#### STATED PROBLEM
Switch every "blog_94" in the material to "blog_95" and write out all the lines again with nothing else changed. Leave out the picture.
***** SUPPLIED RECORDS *****
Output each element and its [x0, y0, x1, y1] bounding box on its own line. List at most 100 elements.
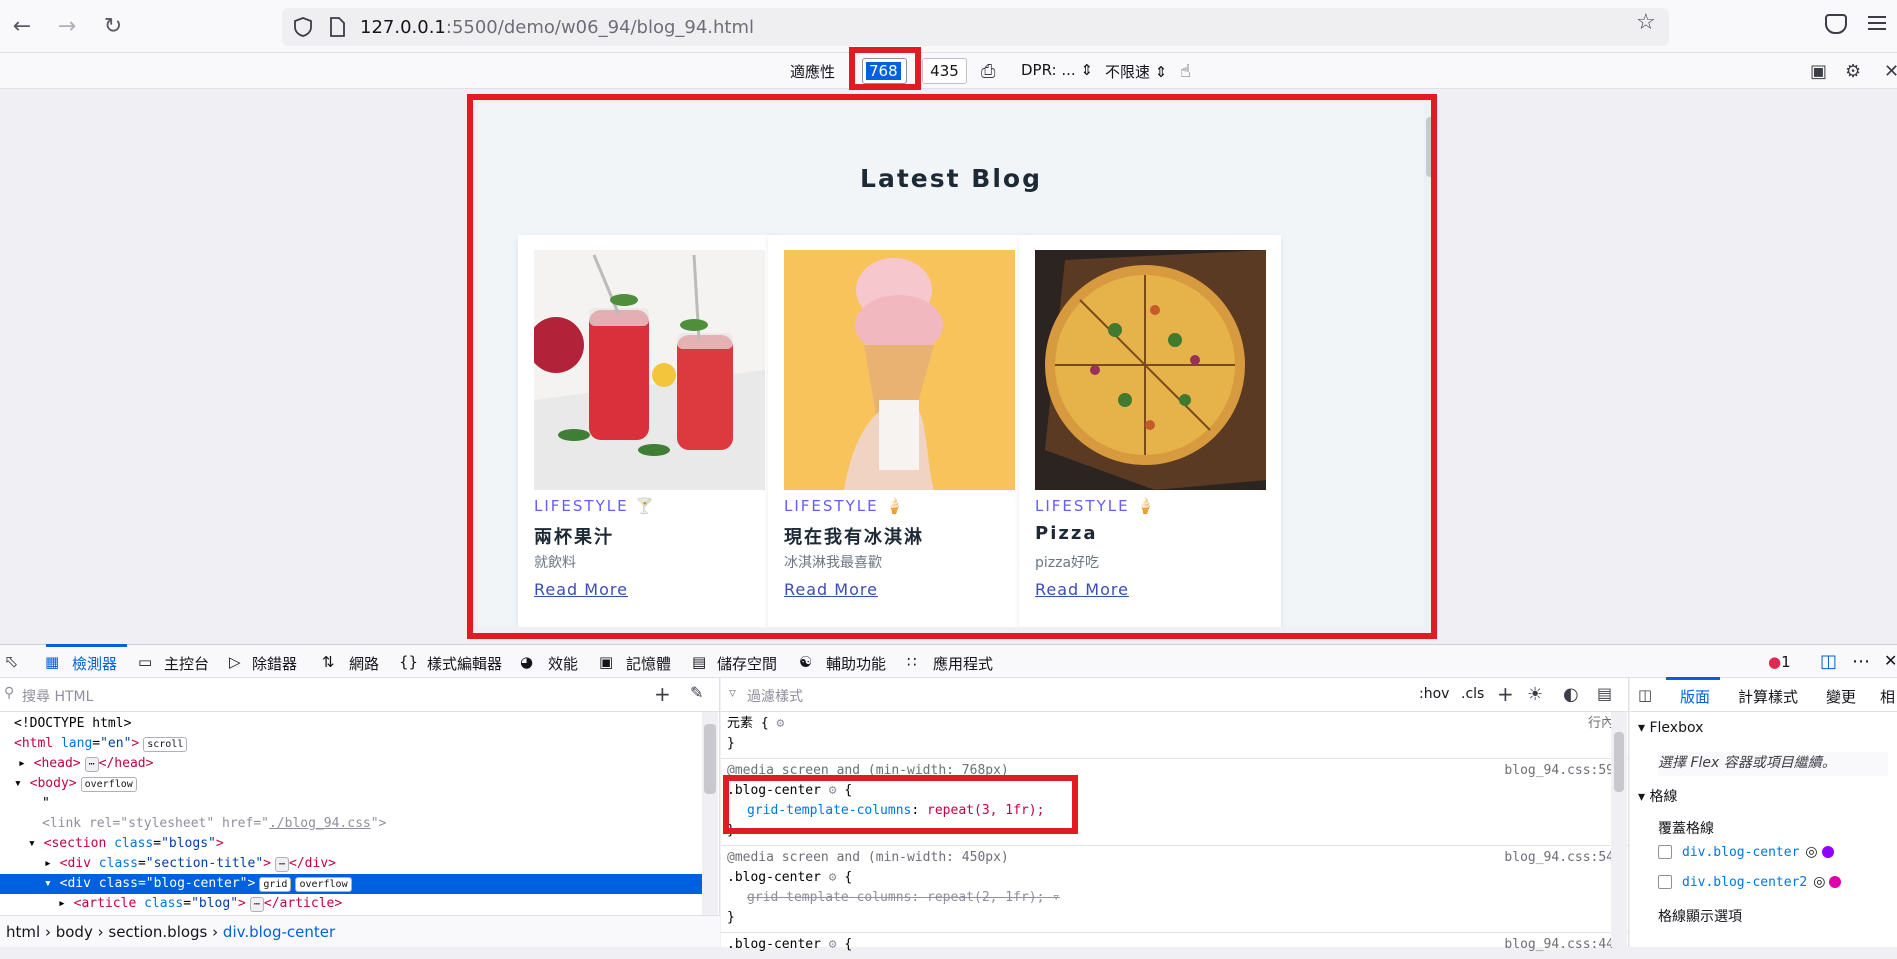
body-node[interactable]: ▾ <body> overflow: [0, 774, 719, 794]
network-icon: ⇅: [322, 653, 335, 671]
tab-network[interactable]: 網路: [349, 653, 379, 674]
grid-color-swatch[interactable]: [1821, 846, 1834, 858]
style-editor-icon: {}: [399, 653, 419, 671]
inspector-icon: ▦: [45, 653, 60, 671]
accessibility-icon: ☯: [799, 653, 813, 671]
url-bar[interactable]: 127.0.0.1:5500/demo/w06_94/blog_94.html: [282, 8, 1669, 46]
tab-application[interactable]: 應用程式: [933, 653, 993, 674]
breadcrumb-item[interactable]: div.blog-center: [223, 923, 335, 941]
html-node[interactable]: <html lang="en"> scroll: [0, 734, 719, 754]
light-theme-icon[interactable]: ☀: [1527, 684, 1543, 705]
media-rule-450[interactable]: @media screen and (min-width: 450px) blo…: [721, 846, 1628, 933]
grid-color-swatch[interactable]: [1829, 876, 1842, 888]
touch-simulation-icon[interactable]: ☝: [1180, 61, 1191, 82]
tab-performance[interactable]: 效能: [548, 653, 578, 674]
print-media-icon[interactable]: ▤: [1597, 684, 1612, 703]
tab-computed[interactable]: 計算樣式: [1738, 686, 1798, 707]
source-link[interactable]: blog_94.css:54: [1504, 848, 1614, 868]
hov-toggle[interactable]: :hov: [1419, 686, 1449, 702]
search-icon: ⚲: [4, 685, 15, 701]
markup-scrollbar[interactable]: [702, 712, 718, 915]
doctype-line[interactable]: <!DOCTYPE html>: [0, 714, 719, 734]
settings-gear-icon[interactable]: ⚙: [1845, 61, 1861, 82]
section-title-node[interactable]: ▸ <div class="section-title"> ⋯ </div>: [0, 854, 719, 874]
tab-changes[interactable]: 變更: [1826, 686, 1856, 707]
viewport-height-input[interactable]: 435: [922, 58, 967, 84]
blog-center-node[interactable]: ▾ <div class="blog-center"> grid overflow: [0, 874, 702, 894]
console-icon: ▭: [138, 653, 153, 671]
link-node[interactable]: <link rel="stylesheet" href="./blog_94.c…: [0, 814, 719, 834]
forward-arrow-icon[interactable]: →: [53, 12, 81, 40]
grid-item-row[interactable]: div.blog-center ◎: [1658, 844, 1834, 860]
tab-style-editor[interactable]: 樣式編輯器: [427, 653, 502, 674]
html-search-bar[interactable]: ⚲ 搜尋 HTML + ✎: [0, 678, 719, 712]
highlight-rule-box: [723, 775, 1078, 834]
tab-console[interactable]: 主控台: [164, 653, 209, 674]
overlay-grid-heading: 覆蓋格線: [1658, 821, 1714, 837]
source-link[interactable]: blog_94.css:44: [1504, 935, 1614, 955]
tab-debugger[interactable]: 除錯器: [252, 653, 297, 674]
breadcrumb-item[interactable]: section.blogs: [108, 923, 207, 941]
tab-memory[interactable]: 記憶體: [626, 653, 671, 674]
url-text[interactable]: 127.0.0.1:5500/demo/w06_94/blog_94.html: [360, 17, 754, 38]
breadcrumb-item[interactable]: body: [56, 923, 93, 941]
rotate-icon[interactable]: ⎙: [981, 61, 995, 82]
bookmark-star-icon[interactable]: ☆: [1636, 10, 1656, 35]
source-link[interactable]: blog_94.css:59: [1504, 761, 1614, 781]
highlight-viewport-box: [467, 94, 1437, 639]
tab-accessibility[interactable]: 輔助功能: [826, 653, 886, 674]
page-icon[interactable]: [326, 16, 348, 38]
section-node[interactable]: ▾ <section class="blogs">: [0, 834, 719, 854]
highlight-target-icon[interactable]: ◎: [1805, 844, 1817, 860]
filter-icon[interactable]: ▿: [1052, 890, 1060, 905]
blog-center-rule[interactable]: .blog-center ⚙ { blog_94.css:44: [721, 933, 1628, 959]
grid-item-row[interactable]: div.blog-center2 ◎: [1658, 874, 1842, 890]
dpr-selector[interactable]: DPR: ... ⇕: [1021, 61, 1093, 79]
layout-panel: ◫ 版面 計算樣式 變更 相 ▾ Flexbox 選擇 Flex 容器或項目繼續…: [1630, 677, 1897, 947]
dark-theme-icon[interactable]: ◐: [1563, 684, 1579, 705]
cls-toggle[interactable]: .cls: [1461, 686, 1484, 702]
app-menu-icon[interactable]: [1868, 16, 1886, 32]
flexbox-hint: 選擇 Flex 容器或項目繼續。: [1658, 752, 1888, 776]
article-node[interactable]: ▸ <article class="blog"> ⋯ </article>: [0, 894, 719, 914]
pocket-icon[interactable]: [1825, 14, 1847, 34]
storage-icon: ▤: [692, 653, 707, 671]
browser-toolbar: ← → ↻ 127.0.0.1:5500/demo/w06_94/blog_94…: [0, 0, 1897, 53]
close-rdm-icon[interactable]: ✕: [1884, 61, 1897, 82]
text-node[interactable]: ": [0, 794, 719, 814]
overlay-checkbox[interactable]: [1658, 845, 1672, 859]
error-icon[interactable]: ●1: [1768, 653, 1791, 671]
add-node-icon[interactable]: +: [654, 682, 671, 706]
highlight-target-icon[interactable]: ◎: [1813, 874, 1825, 890]
rules-scrollbar[interactable]: [1611, 712, 1627, 947]
tab-storage[interactable]: 儲存空間: [717, 653, 777, 674]
head-node[interactable]: ▸ <head> ⋯ </head>: [0, 754, 719, 774]
tab-more[interactable]: 相: [1880, 686, 1895, 707]
grid-section-header[interactable]: ▾ 格線: [1638, 786, 1677, 806]
screenshot-icon[interactable]: ▣: [1810, 61, 1827, 82]
debugger-icon: ▷: [229, 653, 241, 671]
application-icon: ∷: [907, 653, 917, 671]
responsive-mode-icon[interactable]: ◫: [1820, 651, 1837, 672]
eyedropper-icon[interactable]: ✎: [690, 683, 703, 702]
overlay-checkbox[interactable]: [1658, 875, 1672, 889]
reload-icon[interactable]: ↻: [99, 12, 127, 40]
breadcrumb-item[interactable]: html: [6, 923, 40, 941]
style-filter-bar[interactable]: ▿ 過濾樣式 :hov .cls + ☀ ◐ ▤: [721, 678, 1628, 712]
element-picker-icon[interactable]: ⬁: [4, 652, 18, 672]
highlight-width-box: [849, 47, 921, 90]
throttle-selector[interactable]: 不限速 ⇕: [1105, 61, 1167, 82]
flexbox-section-header[interactable]: ▾ Flexbox: [1638, 720, 1703, 736]
devtools-tab-bar: ⬁ 檢測器 ▦ ▭ 主控台 ▷ 除錯器 ⇅ 網路 {} 樣式編輯器 ◕ 效能 ▣…: [0, 644, 1897, 678]
device-selector[interactable]: 適應性: [790, 61, 835, 82]
more-options-icon[interactable]: ⋯: [1852, 651, 1870, 672]
breadcrumb: html › body › section.blogs › div.blog-c…: [0, 915, 720, 947]
element-rule[interactable]: 元素 { ⚙ 行內 }: [721, 712, 1628, 759]
close-devtools-icon[interactable]: ✕: [1884, 651, 1897, 670]
add-rule-icon[interactable]: +: [1497, 682, 1514, 706]
back-arrow-icon[interactable]: ←: [8, 12, 36, 40]
tab-inspector[interactable]: 檢測器: [45, 644, 128, 674]
tab-layout[interactable]: 版面: [1680, 686, 1710, 707]
shield-icon[interactable]: [292, 16, 314, 38]
sidebar-toggle-icon[interactable]: ◫: [1638, 686, 1652, 704]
*****
#### SOLUTION TO THE PROBLEM
Output each element and its [x0, y0, x1, y1] bounding box on its own line. List at most 100 elements.
body-node[interactable]: ▾ <body> overflow: [0, 774, 719, 794]
network-icon: ⇅: [322, 653, 335, 671]
tab-network[interactable]: 網路: [349, 653, 379, 674]
grid-color-swatch[interactable]: [1821, 846, 1834, 858]
style-editor-icon: {}: [399, 653, 419, 671]
inspector-icon: ▦: [45, 653, 60, 671]
accessibility-icon: ☯: [799, 653, 813, 671]
url-bar[interactable]: 127.0.0.1:5500/demo/w06_94/blog_95.html: [282, 8, 1669, 46]
tab-application[interactable]: 應用程式: [933, 653, 993, 674]
breadcrumb-item[interactable]: div.blog-center: [223, 923, 335, 941]
html-node[interactable]: <html lang="en"> scroll: [0, 734, 719, 754]
light-theme-icon[interactable]: ☀: [1527, 684, 1543, 705]
media-rule-450[interactable]: @media screen and (min-width: 450px) blo…: [721, 846, 1628, 933]
grid-color-swatch[interactable]: [1829, 876, 1842, 888]
touch-simulation-icon[interactable]: ☝: [1180, 61, 1191, 82]
tab-performance[interactable]: 效能: [548, 653, 578, 674]
print-media-icon[interactable]: ▤: [1597, 684, 1612, 703]
tab-computed[interactable]: 計算樣式: [1738, 686, 1798, 707]
source-link[interactable]: blog_95.css:54: [1504, 848, 1614, 868]
hov-toggle[interactable]: :hov: [1419, 686, 1449, 702]
search-icon: ⚲: [4, 685, 15, 701]
markup-scrollbar[interactable]: [702, 712, 718, 915]
doctype-line[interactable]: <!DOCTYPE html>: [0, 714, 719, 734]
settings-gear-icon[interactable]: ⚙: [1845, 61, 1861, 82]
section-title-node[interactable]: ▸ <div class="section-title"> ⋯ </div>: [0, 854, 719, 874]
tab-changes[interactable]: 變更: [1826, 686, 1856, 707]
viewport-height-input[interactable]: 435: [922, 58, 967, 84]
blog-center-node[interactable]: ▾ <div class="blog-center"> grid overflow: [0, 874, 702, 894]
console-icon: ▭: [138, 653, 153, 671]
link-node[interactable]: <link rel="stylesheet" href="./blog_95.c…: [0, 814, 719, 834]
forward-arrow-icon[interactable]: →: [53, 12, 81, 40]
grid-item-row[interactable]: div.blog-center ◎: [1658, 844, 1834, 860]
tab-style-editor[interactable]: 樣式編輯器: [427, 653, 502, 674]
html-search-bar[interactable]: ⚲ 搜尋 HTML + ✎: [0, 678, 719, 712]
highlight-rule-box: [723, 775, 1078, 834]
tab-console[interactable]: 主控台: [164, 653, 209, 674]
overlay-grid-heading: 覆蓋格線: [1658, 821, 1714, 837]
source-link[interactable]: blog_95.css:44: [1504, 935, 1614, 955]
tab-debugger[interactable]: 除錯器: [252, 653, 297, 674]
breadcrumb-item[interactable]: section.blogs: [108, 923, 207, 941]
tab-memory[interactable]: 記憶體: [626, 653, 671, 674]
url-text[interactable]: 127.0.0.1:5500/demo/w06_94/blog_95.html: [360, 17, 754, 38]
breadcrumb-item[interactable]: body: [56, 923, 93, 941]
rotate-icon[interactable]: ⎙: [981, 61, 995, 82]
bookmark-star-icon[interactable]: ☆: [1636, 10, 1656, 35]
source-link[interactable]: blog_95.css:59: [1504, 761, 1614, 781]
highlight-viewport-box: [467, 94, 1437, 639]
tab-accessibility[interactable]: 輔助功能: [826, 653, 886, 674]
page-icon[interactable]: [326, 16, 348, 38]
section-node[interactable]: ▾ <section class="blogs">: [0, 834, 719, 854]
highlight-target-icon[interactable]: ◎: [1805, 844, 1817, 860]
filter-icon[interactable]: ▿: [1052, 890, 1060, 905]
blog-center-rule[interactable]: .blog-center ⚙ { blog_95.css:44: [721, 933, 1628, 959]
grid-item-row[interactable]: div.blog-center2 ◎: [1658, 874, 1842, 890]
dpr-selector[interactable]: DPR: ... ⇕: [1021, 61, 1093, 79]
layout-panel: ◫ 版面 計算樣式 變更 相 ▾ Flexbox 選擇 Flex 容器或項目繼續…: [1630, 677, 1897, 947]
dark-theme-icon[interactable]: ◐: [1563, 684, 1579, 705]
cls-toggle[interactable]: .cls: [1461, 686, 1484, 702]
app-menu-icon[interactable]: [1868, 16, 1886, 32]
flexbox-hint: 選擇 Flex 容器或項目繼續。: [1658, 752, 1888, 776]
article-node[interactable]: ▸ <article class="blog"> ⋯ </article>: [0, 894, 719, 914]
pocket-icon[interactable]: [1825, 14, 1847, 34]
storage-icon: ▤: [692, 653, 707, 671]
browser-toolbar: ← → ↻ 127.0.0.1:5500/demo/w06_94/blog_95…: [0, 0, 1897, 53]
close-rdm-icon[interactable]: ✕: [1884, 61, 1897, 82]
text-node[interactable]: ": [0, 794, 719, 814]
overlay-checkbox[interactable]: [1658, 845, 1672, 859]
error-icon[interactable]: ●1: [1768, 653, 1791, 671]
add-node-icon[interactable]: +: [654, 682, 671, 706]
highlight-target-icon[interactable]: ◎: [1813, 874, 1825, 890]
rules-scrollbar[interactable]: [1611, 712, 1627, 947]
tab-storage[interactable]: 儲存空間: [717, 653, 777, 674]
head-node[interactable]: ▸ <head> ⋯ </head>: [0, 754, 719, 774]
tab-more[interactable]: 相: [1880, 686, 1895, 707]
grid-section-header[interactable]: ▾ 格線: [1638, 786, 1677, 806]
screenshot-icon[interactable]: ▣: [1810, 61, 1827, 82]
debugger-icon: ▷: [229, 653, 241, 671]
application-icon: ∷: [907, 653, 917, 671]
responsive-mode-icon[interactable]: ◫: [1820, 651, 1837, 672]
eyedropper-icon[interactable]: ✎: [690, 683, 703, 702]
overlay-checkbox[interactable]: [1658, 875, 1672, 889]
reload-icon[interactable]: ↻: [99, 12, 127, 40]
breadcrumb-item[interactable]: html: [6, 923, 40, 941]
style-filter-bar[interactable]: ▿ 過濾樣式 :hov .cls + ☀ ◐ ▤: [721, 678, 1628, 712]
element-picker-icon[interactable]: ⬁: [4, 652, 18, 672]
highlight-width-box: [849, 47, 921, 90]
throttle-selector[interactable]: 不限速 ⇕: [1105, 61, 1167, 82]
flexbox-section-header[interactable]: ▾ Flexbox: [1638, 720, 1703, 736]
devtools-tab-bar: ⬁ 檢測器 ▦ ▭ 主控台 ▷ 除錯器 ⇅ 網路 {} 樣式編輯器 ◕ 效能 ▣…: [0, 644, 1897, 678]
device-selector[interactable]: 適應性: [790, 61, 835, 82]
more-options-icon[interactable]: ⋯: [1852, 651, 1870, 672]
breadcrumb: html › body › section.blogs › div.blog-c…: [0, 915, 720, 947]
element-rule[interactable]: 元素 { ⚙ 行內 }: [721, 712, 1628, 759]
close-devtools-icon[interactable]: ✕: [1884, 651, 1897, 670]
add-rule-icon[interactable]: +: [1497, 682, 1514, 706]
back-arrow-icon[interactable]: ←: [8, 12, 36, 40]
tab-inspector[interactable]: 檢測器: [45, 644, 128, 674]
tab-layout[interactable]: 版面: [1680, 686, 1710, 707]
shield-icon[interactable]: [292, 16, 314, 38]
sidebar-toggle-icon[interactable]: ◫: [1638, 686, 1652, 704]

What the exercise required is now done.